··· Data rows ···

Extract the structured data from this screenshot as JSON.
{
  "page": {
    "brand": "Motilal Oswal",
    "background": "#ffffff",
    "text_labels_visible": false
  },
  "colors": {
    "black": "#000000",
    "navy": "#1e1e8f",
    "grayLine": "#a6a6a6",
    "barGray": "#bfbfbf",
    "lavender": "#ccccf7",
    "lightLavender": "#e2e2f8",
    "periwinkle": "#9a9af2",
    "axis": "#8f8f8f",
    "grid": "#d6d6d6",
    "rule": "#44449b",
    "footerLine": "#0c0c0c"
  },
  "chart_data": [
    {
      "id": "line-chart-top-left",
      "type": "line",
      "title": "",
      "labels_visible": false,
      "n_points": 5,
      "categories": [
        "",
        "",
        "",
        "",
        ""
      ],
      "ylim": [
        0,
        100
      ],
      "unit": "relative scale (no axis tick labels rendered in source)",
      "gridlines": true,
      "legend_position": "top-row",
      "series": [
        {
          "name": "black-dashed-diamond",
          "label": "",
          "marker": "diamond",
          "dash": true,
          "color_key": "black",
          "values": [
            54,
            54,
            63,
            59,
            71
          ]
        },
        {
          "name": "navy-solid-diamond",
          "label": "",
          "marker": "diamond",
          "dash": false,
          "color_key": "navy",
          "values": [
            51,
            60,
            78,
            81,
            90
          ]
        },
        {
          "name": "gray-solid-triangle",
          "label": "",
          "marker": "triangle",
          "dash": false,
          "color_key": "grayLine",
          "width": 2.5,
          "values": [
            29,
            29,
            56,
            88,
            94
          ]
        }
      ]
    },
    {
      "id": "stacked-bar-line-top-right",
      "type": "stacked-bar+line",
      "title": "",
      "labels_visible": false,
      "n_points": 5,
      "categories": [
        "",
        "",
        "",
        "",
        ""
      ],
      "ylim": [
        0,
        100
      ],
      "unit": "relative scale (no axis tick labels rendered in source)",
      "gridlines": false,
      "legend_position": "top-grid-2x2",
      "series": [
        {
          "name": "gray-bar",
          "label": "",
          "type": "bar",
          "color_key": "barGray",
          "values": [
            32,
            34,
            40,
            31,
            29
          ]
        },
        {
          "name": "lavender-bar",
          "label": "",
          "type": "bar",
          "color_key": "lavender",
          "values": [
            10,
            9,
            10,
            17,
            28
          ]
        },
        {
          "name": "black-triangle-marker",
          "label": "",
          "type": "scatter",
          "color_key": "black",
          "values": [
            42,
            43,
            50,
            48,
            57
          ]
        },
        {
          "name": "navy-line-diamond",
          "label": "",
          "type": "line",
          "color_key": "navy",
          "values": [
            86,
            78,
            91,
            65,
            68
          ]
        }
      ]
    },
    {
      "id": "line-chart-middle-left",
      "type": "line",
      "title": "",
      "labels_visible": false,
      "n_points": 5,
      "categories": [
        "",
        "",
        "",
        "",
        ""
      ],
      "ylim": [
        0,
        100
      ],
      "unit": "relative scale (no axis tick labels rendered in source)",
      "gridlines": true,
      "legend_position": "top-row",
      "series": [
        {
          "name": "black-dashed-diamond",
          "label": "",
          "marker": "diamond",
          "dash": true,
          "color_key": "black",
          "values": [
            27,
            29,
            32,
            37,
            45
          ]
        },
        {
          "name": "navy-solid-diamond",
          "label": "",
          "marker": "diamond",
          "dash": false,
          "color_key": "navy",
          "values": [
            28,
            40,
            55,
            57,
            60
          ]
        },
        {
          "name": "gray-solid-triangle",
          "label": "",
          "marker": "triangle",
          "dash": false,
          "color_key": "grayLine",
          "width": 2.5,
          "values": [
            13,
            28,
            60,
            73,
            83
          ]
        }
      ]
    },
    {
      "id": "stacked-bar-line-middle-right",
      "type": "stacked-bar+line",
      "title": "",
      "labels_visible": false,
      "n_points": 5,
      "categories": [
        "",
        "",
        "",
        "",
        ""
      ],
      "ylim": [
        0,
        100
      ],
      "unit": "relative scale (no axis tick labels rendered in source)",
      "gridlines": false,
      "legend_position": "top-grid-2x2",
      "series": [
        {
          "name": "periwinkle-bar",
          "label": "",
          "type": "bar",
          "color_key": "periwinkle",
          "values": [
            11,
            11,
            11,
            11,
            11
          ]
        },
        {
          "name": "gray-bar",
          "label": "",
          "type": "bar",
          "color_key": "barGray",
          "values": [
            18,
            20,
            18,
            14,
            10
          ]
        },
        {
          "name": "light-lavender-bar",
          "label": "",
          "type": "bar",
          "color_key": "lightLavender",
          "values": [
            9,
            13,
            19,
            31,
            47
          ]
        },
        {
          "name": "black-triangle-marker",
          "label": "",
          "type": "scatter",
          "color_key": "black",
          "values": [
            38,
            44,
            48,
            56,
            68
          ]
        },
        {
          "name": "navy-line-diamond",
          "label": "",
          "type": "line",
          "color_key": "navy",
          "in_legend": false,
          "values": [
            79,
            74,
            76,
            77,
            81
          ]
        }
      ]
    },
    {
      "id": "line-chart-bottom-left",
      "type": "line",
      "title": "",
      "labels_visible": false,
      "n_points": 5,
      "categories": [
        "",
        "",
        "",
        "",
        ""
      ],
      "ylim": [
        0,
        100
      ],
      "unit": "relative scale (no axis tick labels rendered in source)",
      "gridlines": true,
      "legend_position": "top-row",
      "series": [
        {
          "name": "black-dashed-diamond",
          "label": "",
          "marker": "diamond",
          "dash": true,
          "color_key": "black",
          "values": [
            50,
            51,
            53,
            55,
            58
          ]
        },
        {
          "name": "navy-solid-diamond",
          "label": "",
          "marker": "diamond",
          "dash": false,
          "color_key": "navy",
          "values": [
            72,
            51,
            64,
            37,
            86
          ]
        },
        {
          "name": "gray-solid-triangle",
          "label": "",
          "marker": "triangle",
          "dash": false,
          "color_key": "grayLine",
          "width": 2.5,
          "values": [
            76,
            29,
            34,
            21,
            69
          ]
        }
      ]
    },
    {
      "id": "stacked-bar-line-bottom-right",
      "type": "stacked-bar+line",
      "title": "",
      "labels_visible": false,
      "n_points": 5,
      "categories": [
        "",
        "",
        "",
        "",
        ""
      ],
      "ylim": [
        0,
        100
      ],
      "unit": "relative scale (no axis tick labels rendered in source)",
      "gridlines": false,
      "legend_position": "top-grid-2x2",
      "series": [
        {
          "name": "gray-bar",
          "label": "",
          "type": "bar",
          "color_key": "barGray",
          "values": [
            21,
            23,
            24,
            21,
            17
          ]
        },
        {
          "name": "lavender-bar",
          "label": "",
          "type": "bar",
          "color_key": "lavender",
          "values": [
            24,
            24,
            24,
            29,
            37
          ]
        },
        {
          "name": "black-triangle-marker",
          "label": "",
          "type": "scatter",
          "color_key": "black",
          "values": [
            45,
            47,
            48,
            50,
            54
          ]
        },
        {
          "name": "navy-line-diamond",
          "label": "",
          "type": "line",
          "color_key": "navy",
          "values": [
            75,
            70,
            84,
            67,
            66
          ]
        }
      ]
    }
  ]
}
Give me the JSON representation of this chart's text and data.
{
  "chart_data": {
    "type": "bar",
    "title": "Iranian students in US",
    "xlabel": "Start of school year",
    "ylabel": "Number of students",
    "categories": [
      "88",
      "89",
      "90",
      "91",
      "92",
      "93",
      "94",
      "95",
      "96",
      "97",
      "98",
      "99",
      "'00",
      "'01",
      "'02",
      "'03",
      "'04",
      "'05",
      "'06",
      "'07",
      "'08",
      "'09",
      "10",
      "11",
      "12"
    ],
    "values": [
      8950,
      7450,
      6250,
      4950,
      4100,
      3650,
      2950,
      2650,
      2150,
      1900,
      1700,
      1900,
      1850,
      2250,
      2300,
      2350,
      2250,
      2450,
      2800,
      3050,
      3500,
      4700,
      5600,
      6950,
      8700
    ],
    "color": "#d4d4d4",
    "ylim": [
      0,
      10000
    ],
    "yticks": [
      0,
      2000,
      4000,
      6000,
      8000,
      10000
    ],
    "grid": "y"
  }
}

···

[Exercise] Copy out each line of the records that holds the string "bottom".

[Complete response]
      "id": "line-chart-bottom-left",
      "id": "stacked-bar-line-bottom-right",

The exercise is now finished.